Directions for this task: Print every line of the listing exactly, please.

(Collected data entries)
::::
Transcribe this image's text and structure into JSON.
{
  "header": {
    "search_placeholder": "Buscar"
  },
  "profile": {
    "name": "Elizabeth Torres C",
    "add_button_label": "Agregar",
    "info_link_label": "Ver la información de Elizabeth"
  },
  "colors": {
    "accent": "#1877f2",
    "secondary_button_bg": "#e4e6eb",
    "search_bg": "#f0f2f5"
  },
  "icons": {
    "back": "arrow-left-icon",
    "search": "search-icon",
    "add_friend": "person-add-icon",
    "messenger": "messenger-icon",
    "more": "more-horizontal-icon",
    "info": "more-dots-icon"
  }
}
::::
Task answer:
Transcribe this image's text and structure into JSON.
{
  "header": {
    "search_placeholder": "Buscar"
  },
  "profile": {
    "name": "Elizabeth Torres C",
    "add_button_label": "Agregar",
    "info_link_label": "Ver la información de Elizabeth"
  },
  "colors": {
    "accent": "#1877f2",
    "secondary_button_bg": "#e4e6eb",
    "search_bg": "#f0f2f5"
  },
  "icons": {
    "back": "arrow-left-icon",
    "search": "search-icon",
    "add_friend": "person-add-icon",
    "messenger": "messenger-icon",
    "more": "more-horizontal-icon",
    "info": "more-dots-icon"
  }
}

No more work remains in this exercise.